### AIM OF THE TASK:
Retype each entry below exactly as it stands.

====== GIVEN RECORDS

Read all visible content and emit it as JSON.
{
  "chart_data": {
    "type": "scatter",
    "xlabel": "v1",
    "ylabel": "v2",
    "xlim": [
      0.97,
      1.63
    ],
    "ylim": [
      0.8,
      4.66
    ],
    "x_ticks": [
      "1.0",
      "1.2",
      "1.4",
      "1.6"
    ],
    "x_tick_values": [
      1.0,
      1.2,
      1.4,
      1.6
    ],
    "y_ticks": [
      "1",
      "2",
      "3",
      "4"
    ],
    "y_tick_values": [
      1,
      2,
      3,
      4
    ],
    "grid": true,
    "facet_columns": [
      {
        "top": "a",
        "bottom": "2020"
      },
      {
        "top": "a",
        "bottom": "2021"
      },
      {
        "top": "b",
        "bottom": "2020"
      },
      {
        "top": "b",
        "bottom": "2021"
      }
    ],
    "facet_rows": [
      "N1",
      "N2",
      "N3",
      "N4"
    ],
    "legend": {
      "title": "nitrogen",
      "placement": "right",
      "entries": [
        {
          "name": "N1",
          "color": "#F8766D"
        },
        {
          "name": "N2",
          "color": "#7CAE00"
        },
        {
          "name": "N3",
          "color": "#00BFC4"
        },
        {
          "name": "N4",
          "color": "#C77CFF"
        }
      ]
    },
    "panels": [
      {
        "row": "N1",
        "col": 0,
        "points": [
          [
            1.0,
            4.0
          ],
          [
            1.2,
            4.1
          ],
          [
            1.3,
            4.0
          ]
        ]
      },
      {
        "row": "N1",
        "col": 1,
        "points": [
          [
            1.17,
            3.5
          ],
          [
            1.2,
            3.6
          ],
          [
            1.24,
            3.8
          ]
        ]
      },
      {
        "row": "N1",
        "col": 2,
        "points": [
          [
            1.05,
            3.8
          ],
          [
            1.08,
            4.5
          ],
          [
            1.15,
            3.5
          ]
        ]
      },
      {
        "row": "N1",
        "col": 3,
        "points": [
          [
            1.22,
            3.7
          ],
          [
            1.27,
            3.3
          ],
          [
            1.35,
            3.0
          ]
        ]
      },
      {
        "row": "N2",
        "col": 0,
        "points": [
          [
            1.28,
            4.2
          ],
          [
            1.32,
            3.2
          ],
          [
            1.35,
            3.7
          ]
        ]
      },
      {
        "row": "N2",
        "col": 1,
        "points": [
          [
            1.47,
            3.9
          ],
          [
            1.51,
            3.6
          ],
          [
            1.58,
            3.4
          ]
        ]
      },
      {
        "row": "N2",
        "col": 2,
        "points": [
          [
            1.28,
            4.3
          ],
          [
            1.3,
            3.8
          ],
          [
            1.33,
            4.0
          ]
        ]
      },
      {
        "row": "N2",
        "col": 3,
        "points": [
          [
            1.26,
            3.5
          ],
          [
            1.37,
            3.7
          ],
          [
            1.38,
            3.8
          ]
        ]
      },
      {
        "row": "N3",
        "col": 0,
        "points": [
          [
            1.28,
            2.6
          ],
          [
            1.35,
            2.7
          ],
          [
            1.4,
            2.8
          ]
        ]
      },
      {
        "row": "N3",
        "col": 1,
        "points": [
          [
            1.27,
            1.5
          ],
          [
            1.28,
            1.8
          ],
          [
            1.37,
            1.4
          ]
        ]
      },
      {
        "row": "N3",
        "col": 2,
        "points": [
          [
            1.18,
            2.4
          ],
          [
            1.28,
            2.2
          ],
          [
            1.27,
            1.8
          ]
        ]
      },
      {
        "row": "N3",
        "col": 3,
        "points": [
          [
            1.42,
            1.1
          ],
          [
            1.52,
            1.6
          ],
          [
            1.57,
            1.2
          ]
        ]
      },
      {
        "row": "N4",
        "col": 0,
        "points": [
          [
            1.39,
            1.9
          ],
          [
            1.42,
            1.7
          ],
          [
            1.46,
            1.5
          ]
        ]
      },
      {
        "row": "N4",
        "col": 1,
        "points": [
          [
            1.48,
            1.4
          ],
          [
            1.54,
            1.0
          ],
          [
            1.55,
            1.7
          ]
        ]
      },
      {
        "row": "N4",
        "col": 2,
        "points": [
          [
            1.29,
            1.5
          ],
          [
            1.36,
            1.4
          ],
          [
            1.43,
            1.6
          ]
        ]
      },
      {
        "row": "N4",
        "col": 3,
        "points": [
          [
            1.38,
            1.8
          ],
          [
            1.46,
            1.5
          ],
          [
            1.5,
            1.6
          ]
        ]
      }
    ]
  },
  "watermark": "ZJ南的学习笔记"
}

============

### FINISHED TASK:
Read all visible content and emit it as JSON.
{
  "chart_data": {
    "type": "scatter",
    "xlabel": "v1",
    "ylabel": "v2",
    "xlim": [
      0.97,
      1.63
    ],
    "ylim": [
      0.8,
      4.66
    ],
    "x_ticks": [
      "1.0",
      "1.2",
      "1.4",
      "1.6"
    ],
    "x_tick_values": [
      1.0,
      1.2,
      1.4,
      1.6
    ],
    "y_ticks": [
      "1",
      "2",
      "3",
      "4"
    ],
    "y_tick_values": [
      1,
      2,
      3,
      4
    ],
    "grid": true,
    "facet_columns": [
      {
        "top": "a",
        "bottom": "2020"
      },
      {
        "top": "a",
        "bottom": "2021"
      },
      {
        "top": "b",
        "bottom": "2020"
      },
      {
        "top": "b",
        "bottom": "2021"
      }
    ],
    "facet_rows": [
      "N1",
      "N2",
      "N3",
      "N4"
    ],
    "legend": {
      "title": "nitrogen",
      "placement": "right",
      "entries": [
        {
          "name": "N1",
          "color": "#F8766D"
        },
        {
          "name": "N2",
          "color": "#7CAE00"
        },
        {
          "name": "N3",
          "color": "#00BFC4"
        },
        {
          "name": "N4",
          "color": "#C77CFF"
        }
      ]
    },
    "panels": [
      {
        "row": "N1",
        "col": 0,
        "points": [
          [
            1.0,
            4.0
          ],
          [
            1.2,
            4.1
          ],
          [
            1.3,
            4.0
          ]
        ]
      },
      {
        "row": "N1",
        "col": 1,
        "points": [
          [
            1.17,
            3.5
          ],
          [
            1.2,
            3.6
          ],
          [
            1.24,
            3.8
          ]
        ]
      },
      {
        "row": "N1",
        "col": 2,
        "points": [
          [
            1.05,
            3.8
          ],
          [
            1.08,
            4.5
          ],
          [
            1.15,
            3.5
          ]
        ]
      },
      {
        "row": "N1",
        "col": 3,
        "points": [
          [
            1.22,
            3.7
          ],
          [
            1.27,
            3.3
          ],
          [
            1.35,
            3.0
          ]
        ]
      },
      {
        "row": "N2",
        "col": 0,
        "points": [
          [
            1.28,
            4.2
          ],
          [
            1.32,
            3.2
          ],
          [
            1.35,
            3.7
          ]
        ]
      },
      {
        "row": "N2",
        "col": 1,
        "points": [
          [
            1.47,
            3.9
          ],
          [
            1.51,
            3.6
          ],
          [
            1.58,
            3.4
          ]
        ]
      },
      {
        "row": "N2",
        "col": 2,
        "points": [
          [
            1.28,
            4.3
          ],
          [
            1.3,
            3.8
          ],
          [
            1.33,
            4.0
          ]
        ]
      },
      {
        "row": "N2",
        "col": 3,
        "points": [
          [
            1.26,
            3.5
          ],
          [
            1.37,
            3.7
          ],
          [
            1.38,
            3.8
          ]
        ]
      },
      {
        "row": "N3",
        "col": 0,
        "points": [
          [
            1.28,
            2.6
          ],
          [
            1.35,
            2.7
          ],
          [
            1.4,
            2.8
          ]
        ]
      },
      {
        "row": "N3",
        "col": 1,
        "points": [
          [
            1.27,
            1.5
          ],
          [
            1.28,
            1.8
          ],
          [
            1.37,
            1.4
          ]
        ]
      },
      {
        "row": "N3",
        "col": 2,
        "points": [
          [
            1.18,
            2.4
          ],
          [
            1.28,
            2.2
          ],
          [
            1.27,
            1.8
          ]
        ]
      },
      {
        "row": "N3",
        "col": 3,
        "points": [
          [
            1.42,
            1.1
          ],
          [
            1.52,
            1.6
          ],
          [
            1.57,
            1.2
          ]
        ]
      },
      {
        "row": "N4",
        "col": 0,
        "points": [
          [
            1.39,
            1.9
          ],
          [
            1.42,
            1.7
          ],
          [
            1.46,
            1.5
          ]
        ]
      },
      {
        "row": "N4",
        "col": 1,
        "points": [
          [
            1.48,
            1.4
          ],
          [
            1.54,
            1.0
          ],
          [
            1.55,
            1.7
          ]
        ]
      },
      {
        "row": "N4",
        "col": 2,
        "points": [
          [
            1.29,
            1.5
          ],
          [
            1.36,
            1.4
          ],
          [
            1.43,
            1.6
          ]
        ]
      },
      {
        "row": "N4",
        "col": 3,
        "points": [
          [
            1.38,
            1.8
          ],
          [
            1.46,
            1.5
          ],
          [
            1.5,
            1.6
          ]
        ]
      }
    ]
  },
  "watermark": "ZJ南的学习笔记"
}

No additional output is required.